Transcribe the material in full, exactly as written.

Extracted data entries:
— BEGIN —

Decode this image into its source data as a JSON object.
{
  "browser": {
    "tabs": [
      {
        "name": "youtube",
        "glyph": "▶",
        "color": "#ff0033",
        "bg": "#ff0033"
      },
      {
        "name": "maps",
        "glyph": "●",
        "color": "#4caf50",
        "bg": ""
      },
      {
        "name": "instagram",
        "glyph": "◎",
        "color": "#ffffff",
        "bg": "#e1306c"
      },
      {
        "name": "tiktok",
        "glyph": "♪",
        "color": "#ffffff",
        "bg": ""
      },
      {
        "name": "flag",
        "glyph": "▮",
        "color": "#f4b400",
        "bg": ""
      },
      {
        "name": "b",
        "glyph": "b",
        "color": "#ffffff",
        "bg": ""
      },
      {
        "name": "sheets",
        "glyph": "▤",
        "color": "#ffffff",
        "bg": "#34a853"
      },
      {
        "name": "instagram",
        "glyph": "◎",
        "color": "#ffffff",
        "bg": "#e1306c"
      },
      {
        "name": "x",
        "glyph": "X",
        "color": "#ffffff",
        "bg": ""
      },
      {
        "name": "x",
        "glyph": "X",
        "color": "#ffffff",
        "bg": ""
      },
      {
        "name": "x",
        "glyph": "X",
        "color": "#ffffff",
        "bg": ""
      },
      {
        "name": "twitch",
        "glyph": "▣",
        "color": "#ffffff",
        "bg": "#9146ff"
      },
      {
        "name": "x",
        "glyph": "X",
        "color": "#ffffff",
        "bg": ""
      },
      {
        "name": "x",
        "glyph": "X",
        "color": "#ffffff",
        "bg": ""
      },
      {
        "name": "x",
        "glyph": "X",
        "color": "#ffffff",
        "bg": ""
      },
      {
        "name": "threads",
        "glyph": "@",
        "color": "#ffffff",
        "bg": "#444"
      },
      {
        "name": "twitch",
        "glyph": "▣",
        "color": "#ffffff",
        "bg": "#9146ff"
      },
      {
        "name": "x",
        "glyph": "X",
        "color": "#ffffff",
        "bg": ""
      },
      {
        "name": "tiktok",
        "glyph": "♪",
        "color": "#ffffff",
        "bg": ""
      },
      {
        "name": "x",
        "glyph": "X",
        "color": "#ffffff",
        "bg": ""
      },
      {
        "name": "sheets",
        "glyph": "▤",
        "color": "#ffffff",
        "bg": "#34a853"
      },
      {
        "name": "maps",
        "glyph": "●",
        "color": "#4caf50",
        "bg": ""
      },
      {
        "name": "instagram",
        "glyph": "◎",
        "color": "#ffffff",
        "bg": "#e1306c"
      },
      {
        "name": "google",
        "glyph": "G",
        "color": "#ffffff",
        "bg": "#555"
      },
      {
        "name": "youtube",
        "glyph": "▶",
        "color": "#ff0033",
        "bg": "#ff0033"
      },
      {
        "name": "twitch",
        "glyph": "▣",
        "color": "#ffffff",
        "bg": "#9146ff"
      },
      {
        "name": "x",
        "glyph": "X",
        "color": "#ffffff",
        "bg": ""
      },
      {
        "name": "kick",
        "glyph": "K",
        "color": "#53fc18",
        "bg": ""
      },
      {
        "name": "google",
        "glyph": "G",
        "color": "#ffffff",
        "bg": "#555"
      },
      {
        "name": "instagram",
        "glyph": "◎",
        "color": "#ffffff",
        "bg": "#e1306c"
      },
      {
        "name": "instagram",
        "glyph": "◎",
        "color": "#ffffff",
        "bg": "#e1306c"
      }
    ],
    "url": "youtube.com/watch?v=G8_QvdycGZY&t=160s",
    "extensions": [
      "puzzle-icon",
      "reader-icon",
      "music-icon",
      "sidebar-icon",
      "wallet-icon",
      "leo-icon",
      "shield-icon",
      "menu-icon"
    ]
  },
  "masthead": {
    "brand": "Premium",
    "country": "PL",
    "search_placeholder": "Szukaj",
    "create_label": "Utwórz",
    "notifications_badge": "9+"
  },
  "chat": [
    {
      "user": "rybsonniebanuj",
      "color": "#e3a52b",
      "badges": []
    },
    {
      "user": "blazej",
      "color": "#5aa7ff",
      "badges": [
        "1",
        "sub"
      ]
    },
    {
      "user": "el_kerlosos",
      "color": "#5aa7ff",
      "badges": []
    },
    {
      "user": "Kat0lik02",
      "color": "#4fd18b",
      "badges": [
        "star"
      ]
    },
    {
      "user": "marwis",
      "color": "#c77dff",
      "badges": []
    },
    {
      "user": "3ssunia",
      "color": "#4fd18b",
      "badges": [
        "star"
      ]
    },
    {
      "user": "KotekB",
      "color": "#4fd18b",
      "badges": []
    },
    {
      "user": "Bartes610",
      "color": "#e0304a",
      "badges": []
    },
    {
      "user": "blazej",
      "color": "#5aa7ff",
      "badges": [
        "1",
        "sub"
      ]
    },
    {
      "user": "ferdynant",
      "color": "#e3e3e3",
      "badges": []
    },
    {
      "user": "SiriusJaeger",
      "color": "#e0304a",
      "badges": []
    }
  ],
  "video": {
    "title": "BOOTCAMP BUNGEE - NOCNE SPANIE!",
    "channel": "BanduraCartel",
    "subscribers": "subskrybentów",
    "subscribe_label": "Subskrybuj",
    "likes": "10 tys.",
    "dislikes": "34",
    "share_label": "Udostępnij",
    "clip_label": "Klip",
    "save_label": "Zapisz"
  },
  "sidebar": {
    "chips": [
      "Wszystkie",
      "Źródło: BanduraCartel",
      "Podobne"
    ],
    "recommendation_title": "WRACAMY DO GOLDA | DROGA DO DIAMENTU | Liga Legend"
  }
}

— END —

Correct result –
Decode this image into its source data as a JSON object.
{
  "browser": {
    "tabs": [
      {
        "name": "youtube",
        "glyph": "▶",
        "color": "#ff0033",
        "bg": "#ff0033"
      },
      {
        "name": "maps",
        "glyph": "●",
        "color": "#4caf50",
        "bg": ""
      },
      {
        "name": "instagram",
        "glyph": "◎",
        "color": "#ffffff",
        "bg": "#e1306c"
      },
      {
        "name": "tiktok",
        "glyph": "♪",
        "color": "#ffffff",
        "bg": ""
      },
      {
        "name": "flag",
        "glyph": "▮",
        "color": "#f4b400",
        "bg": ""
      },
      {
        "name": "b",
        "glyph": "b",
        "color": "#ffffff",
        "bg": ""
      },
      {
        "name": "sheets",
        "glyph": "▤",
        "color": "#ffffff",
        "bg": "#34a853"
      },
      {
        "name": "instagram",
        "glyph": "◎",
        "color": "#ffffff",
        "bg": "#e1306c"
      },
      {
        "name": "x",
        "glyph": "X",
        "color": "#ffffff",
        "bg": ""
      },
      {
        "name": "x",
        "glyph": "X",
        "color": "#ffffff",
        "bg": ""
      },
      {
        "name": "x",
        "glyph": "X",
        "color": "#ffffff",
        "bg": ""
      },
      {
        "name": "twitch",
        "glyph": "▣",
        "color": "#ffffff",
        "bg": "#9146ff"
      },
      {
        "name": "x",
        "glyph": "X",
        "color": "#ffffff",
        "bg": ""
      },
      {
        "name": "x",
        "glyph": "X",
        "color": "#ffffff",
        "bg": ""
      },
      {
        "name": "x",
        "glyph": "X",
        "color": "#ffffff",
        "bg": ""
      },
      {
        "name": "threads",
        "glyph": "@",
        "color": "#ffffff",
        "bg": "#444"
      },
      {
        "name": "twitch",
        "glyph": "▣",
        "color": "#ffffff",
        "bg": "#9146ff"
      },
      {
        "name": "x",
        "glyph": "X",
        "color": "#ffffff",
        "bg": ""
      },
      {
        "name": "tiktok",
        "glyph": "♪",
        "color": "#ffffff",
        "bg": ""
      },
      {
        "name": "x",
        "glyph": "X",
        "color": "#ffffff",
        "bg": ""
      },
      {
        "name": "sheets",
        "glyph": "▤",
        "color": "#ffffff",
        "bg": "#34a853"
      },
      {
        "name": "maps",
        "glyph": "●",
        "color": "#4caf50",
        "bg": ""
      },
      {
        "name": "instagram",
        "glyph": "◎",
        "color": "#ffffff",
        "bg": "#e1306c"
      },
      {
        "name": "google",
        "glyph": "G",
        "color": "#ffffff",
        "bg": "#555"
      },
      {
        "name": "youtube",
        "glyph": "▶",
        "color": "#ff0033",
        "bg": "#ff0033"
      },
      {
        "name": "twitch",
        "glyph": "▣",
        "color": "#ffffff",
        "bg": "#9146ff"
      },
      {
        "name": "x",
        "glyph": "X",
        "color": "#ffffff",
        "bg": ""
      },
      {
        "name": "kick",
        "glyph": "K",
        "color": "#53fc18",
        "bg": ""
      },
      {
        "name": "google",
        "glyph": "G",
        "color": "#ffffff",
        "bg": "#555"
      },
      {
        "name": "instagram",
        "glyph": "◎",
        "color": "#ffffff",
        "bg": "#e1306c"
      },
      {
        "name": "instagram",
        "glyph": "◎",
        "color": "#ffffff",
        "bg": "#e1306c"
      }
    ],
    "url": "youtube.com/watch?v=G8_QvdycGZY&t=160s",
    "extensions": [
      "puzzle-icon",
      "reader-icon",
      "music-icon",
      "sidebar-icon",
      "wallet-icon",
      "leo-icon",
      "shield-icon",
      "menu-icon"
    ]
  },
  "masthead": {
    "brand": "Premium",
    "country": "PL",
    "search_placeholder": "Szukaj",
    "create_label": "Utwórz",
    "notifications_badge": "9+"
  },
  "chat": [
    {
      "user": "rybsonniebanuj",
      "color": "#e3a52b",
      "badges": []
    },
    {
      "user": "blazej",
      "color": "#5aa7ff",
      "badges": [
        "1",
        "sub"
      ]
    },
    {
      "user": "el_kerlosos",
      "color": "#5aa7ff",
      "badges": []
    },
    {
      "user": "Kat0lik02",
      "color": "#4fd18b",
      "badges": [
        "star"
      ]
    },
    {
      "user": "marwis",
      "color": "#c77dff",
      "badges": []
    },
    {
      "user": "3ssunia",
      "color": "#4fd18b",
      "badges": [
        "star"
      ]
    },
    {
      "user": "KotekB",
      "color": "#4fd18b",
      "badges": []
    },
    {
      "user": "Bartes610",
      "color": "#e0304a",
      "badges": []
    },
    {
      "user": "blazej",
      "color": "#5aa7ff",
      "badges": [
        "1",
        "sub"
      ]
    },
    {
      "user": "ferdynant",
      "color": "#e3e3e3",
      "badges": []
    },
    {
      "user": "SiriusJaeger",
      "color": "#e0304a",
      "badges": []
    }
  ],
  "video": {
    "title": "BOOTCAMP BUNGEE - NOCNE SPANIE!",
    "channel": "BanduraCartel",
    "subscribers": "subskrybentów",
    "subscribe_label": "Subskrybuj",
    "likes": "10 tys.",
    "dislikes": "34",
    "share_label": "Udostępnij",
    "clip_label": "Klip",
    "save_label": "Zapisz"
  },
  "sidebar": {
    "chips": [
      "Wszystkie",
      "Źródło: BanduraCartel",
      "Podobne"
    ],
    "recommendation_title": "WRACAMY DO GOLDA | DROGA DO DIAMENTU | Liga Legend"
  }
}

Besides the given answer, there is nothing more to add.